Report how many lines hold the word "value"; answer with the number alone.

-----

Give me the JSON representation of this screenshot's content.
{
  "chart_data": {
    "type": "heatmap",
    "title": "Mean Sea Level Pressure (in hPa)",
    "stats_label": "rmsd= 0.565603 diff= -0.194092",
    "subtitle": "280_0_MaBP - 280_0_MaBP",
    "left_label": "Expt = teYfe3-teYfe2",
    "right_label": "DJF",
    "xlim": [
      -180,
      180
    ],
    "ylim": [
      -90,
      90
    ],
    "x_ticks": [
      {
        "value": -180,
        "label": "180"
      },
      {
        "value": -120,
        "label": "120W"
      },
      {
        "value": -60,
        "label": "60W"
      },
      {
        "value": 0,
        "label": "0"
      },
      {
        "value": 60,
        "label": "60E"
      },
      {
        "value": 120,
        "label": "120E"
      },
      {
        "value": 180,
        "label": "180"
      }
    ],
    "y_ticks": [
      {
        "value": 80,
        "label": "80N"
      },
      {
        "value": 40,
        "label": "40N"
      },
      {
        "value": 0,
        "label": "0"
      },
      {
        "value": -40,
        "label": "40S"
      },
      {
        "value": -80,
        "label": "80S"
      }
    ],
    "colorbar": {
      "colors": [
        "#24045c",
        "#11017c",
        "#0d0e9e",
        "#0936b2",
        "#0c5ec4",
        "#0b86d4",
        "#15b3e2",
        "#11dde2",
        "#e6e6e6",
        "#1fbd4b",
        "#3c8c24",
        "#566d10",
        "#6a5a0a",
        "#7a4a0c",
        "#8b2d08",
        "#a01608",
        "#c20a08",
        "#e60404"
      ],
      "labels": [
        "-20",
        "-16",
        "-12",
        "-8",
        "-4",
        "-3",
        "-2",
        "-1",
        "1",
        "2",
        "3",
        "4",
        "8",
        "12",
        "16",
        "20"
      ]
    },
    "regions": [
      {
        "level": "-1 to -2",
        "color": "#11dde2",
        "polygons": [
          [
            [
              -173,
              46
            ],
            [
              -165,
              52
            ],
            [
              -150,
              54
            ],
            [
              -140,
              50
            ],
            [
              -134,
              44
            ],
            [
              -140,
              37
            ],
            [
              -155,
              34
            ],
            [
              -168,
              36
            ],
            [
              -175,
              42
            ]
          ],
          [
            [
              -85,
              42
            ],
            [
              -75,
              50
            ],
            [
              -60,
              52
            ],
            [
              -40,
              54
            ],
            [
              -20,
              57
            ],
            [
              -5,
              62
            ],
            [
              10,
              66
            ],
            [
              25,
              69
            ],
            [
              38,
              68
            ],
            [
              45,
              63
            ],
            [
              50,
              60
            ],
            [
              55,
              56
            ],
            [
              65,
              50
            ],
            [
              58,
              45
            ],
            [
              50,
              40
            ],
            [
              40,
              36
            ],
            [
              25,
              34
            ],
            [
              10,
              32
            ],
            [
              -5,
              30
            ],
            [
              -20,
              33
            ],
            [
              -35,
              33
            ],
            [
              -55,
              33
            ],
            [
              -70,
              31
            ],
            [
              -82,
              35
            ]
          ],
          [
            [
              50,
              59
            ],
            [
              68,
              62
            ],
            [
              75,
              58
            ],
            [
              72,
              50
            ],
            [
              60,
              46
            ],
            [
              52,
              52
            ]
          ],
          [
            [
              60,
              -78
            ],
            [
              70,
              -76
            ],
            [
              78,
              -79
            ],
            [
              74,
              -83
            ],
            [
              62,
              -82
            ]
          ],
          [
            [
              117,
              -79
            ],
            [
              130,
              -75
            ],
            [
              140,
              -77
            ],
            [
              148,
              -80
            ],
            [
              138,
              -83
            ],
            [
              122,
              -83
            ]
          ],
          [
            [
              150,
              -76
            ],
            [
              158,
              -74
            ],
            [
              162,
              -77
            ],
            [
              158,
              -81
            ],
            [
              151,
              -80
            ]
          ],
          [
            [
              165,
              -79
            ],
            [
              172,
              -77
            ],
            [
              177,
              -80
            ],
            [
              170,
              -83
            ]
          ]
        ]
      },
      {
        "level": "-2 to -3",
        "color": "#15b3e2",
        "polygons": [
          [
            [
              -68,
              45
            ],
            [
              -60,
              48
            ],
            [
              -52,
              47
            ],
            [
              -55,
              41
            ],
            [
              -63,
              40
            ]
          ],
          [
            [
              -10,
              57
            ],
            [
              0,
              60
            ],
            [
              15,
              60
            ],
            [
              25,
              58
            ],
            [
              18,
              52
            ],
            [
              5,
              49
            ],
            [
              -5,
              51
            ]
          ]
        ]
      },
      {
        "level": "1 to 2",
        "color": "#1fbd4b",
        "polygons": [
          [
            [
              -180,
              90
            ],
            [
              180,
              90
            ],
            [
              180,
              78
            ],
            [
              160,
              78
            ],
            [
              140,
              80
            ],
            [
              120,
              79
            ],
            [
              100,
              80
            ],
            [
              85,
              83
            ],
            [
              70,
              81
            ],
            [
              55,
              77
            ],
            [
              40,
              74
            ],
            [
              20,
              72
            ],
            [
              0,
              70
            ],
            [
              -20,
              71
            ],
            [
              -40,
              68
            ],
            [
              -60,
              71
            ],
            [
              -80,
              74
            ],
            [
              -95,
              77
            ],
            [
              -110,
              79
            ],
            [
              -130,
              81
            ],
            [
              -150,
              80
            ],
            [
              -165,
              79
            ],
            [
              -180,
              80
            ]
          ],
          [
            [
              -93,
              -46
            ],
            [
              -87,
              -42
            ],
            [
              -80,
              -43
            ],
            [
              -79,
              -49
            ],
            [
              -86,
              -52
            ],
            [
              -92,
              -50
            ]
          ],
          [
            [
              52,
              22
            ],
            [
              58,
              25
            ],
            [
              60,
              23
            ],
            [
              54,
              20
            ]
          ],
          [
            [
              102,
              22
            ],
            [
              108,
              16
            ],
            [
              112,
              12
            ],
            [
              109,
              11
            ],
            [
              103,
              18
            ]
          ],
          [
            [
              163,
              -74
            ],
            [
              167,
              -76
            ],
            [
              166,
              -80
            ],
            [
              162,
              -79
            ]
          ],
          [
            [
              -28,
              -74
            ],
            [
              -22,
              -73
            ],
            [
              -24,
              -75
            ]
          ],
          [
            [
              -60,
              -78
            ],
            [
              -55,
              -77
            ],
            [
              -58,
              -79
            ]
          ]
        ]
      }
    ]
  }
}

-----

* Solved problem *
12